** Start of DATASET RECORDS **
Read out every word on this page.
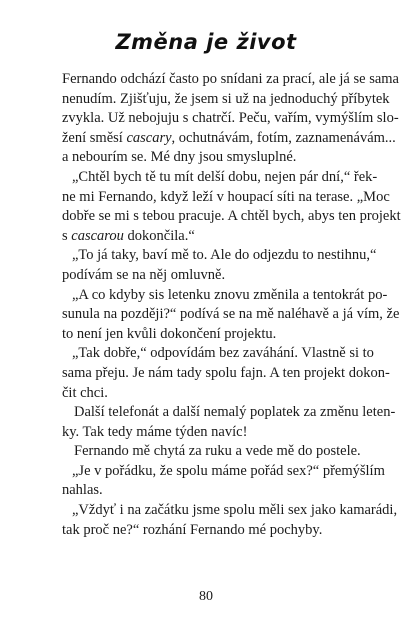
Změna je život
Fernando odchází často po snídani za prací, ale já se sama
nenudím. Zjišťuju, že jsem si už na jednoduchý příbytek
zvykla. Už nebojuju s chatrčí. Peču, vařím, vymýšlím slo-
žení směsí cascary, ochutnávám, fotím, zaznamenávám...
a nebourím se. Mé dny jsou smysluplné.
„Chtěl bych tě tu mít delší dobu, nejen pár dní,“ řek-
ne mi Fernando, když leží v houpací síti na terase. „Moc
dobře se mi s tebou pracuje. A chtěl bych, abys ten projekt
s cascarou dokončila.“
„To já taky, baví mě to. Ale do odjezdu to nestihnu,“
podívám se na něj omluvně.
„A co kdyby sis letenku znovu změnila a tentokrát po-
sunula na později?“ podívá se na mě naléhavě a já vím, že
to není jen kvůli dokončení projektu.
„Tak dobře,“ odpovídám bez zaváhání. Vlastně si to
sama přeju. Je nám tady spolu fajn. A ten projekt dokon-
čit chci.
Další telefonát a další nemalý poplatek za změnu leten-
ky. Tak tedy máme týden navíc!
Fernando mě chytá za ruku a vede mě do postele.
„Je v pořádku, že spolu máme pořád sex?“ přemýšlím
nahlas.
„Vždyť i na začátku jsme spolu měli sex jako kamarádi,
tak proč ne?“ rozhání Fernando mé pochyby.
80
** End of DATASET RECORDS **
▶ _DESCRIPTION OF THE TASK_
Make an exact copy of the listing above. Do not include the pictures.

▶ _OUTPUT FOR THIS EXERCISE_
Read out every word on this page.
Změna je život
Fernando odchází často po snídani za prací, ale já se sama
nenudím. Zjišťuju, že jsem si už na jednoduchý příbytek
zvykla. Už nebojuju s chatrčí. Peču, vařím, vymýšlím slo-
žení směsí cascary, ochutnávám, fotím, zaznamenávám...
a nebourím se. Mé dny jsou smysluplné.
„Chtěl bych tě tu mít delší dobu, nejen pár dní,“ řek-
ne mi Fernando, když leží v houpací síti na terase. „Moc
dobře se mi s tebou pracuje. A chtěl bych, abys ten projekt
s cascarou dokončila.“
„To já taky, baví mě to. Ale do odjezdu to nestihnu,“
podívám se na něj omluvně.
„A co kdyby sis letenku znovu změnila a tentokrát po-
sunula na později?“ podívá se na mě naléhavě a já vím, že
to není jen kvůli dokončení projektu.
„Tak dobře,“ odpovídám bez zaváhání. Vlastně si to
sama přeju. Je nám tady spolu fajn. A ten projekt dokon-
čit chci.
Další telefonát a další nemalý poplatek za změnu leten-
ky. Tak tedy máme týden navíc!
Fernando mě chytá za ruku a vede mě do postele.
„Je v pořádku, že spolu máme pořád sex?“ přemýšlím
nahlas.
„Vždyť i na začátku jsme spolu měli sex jako kamarádi,
tak proč ne?“ rozhání Fernando mé pochyby.
80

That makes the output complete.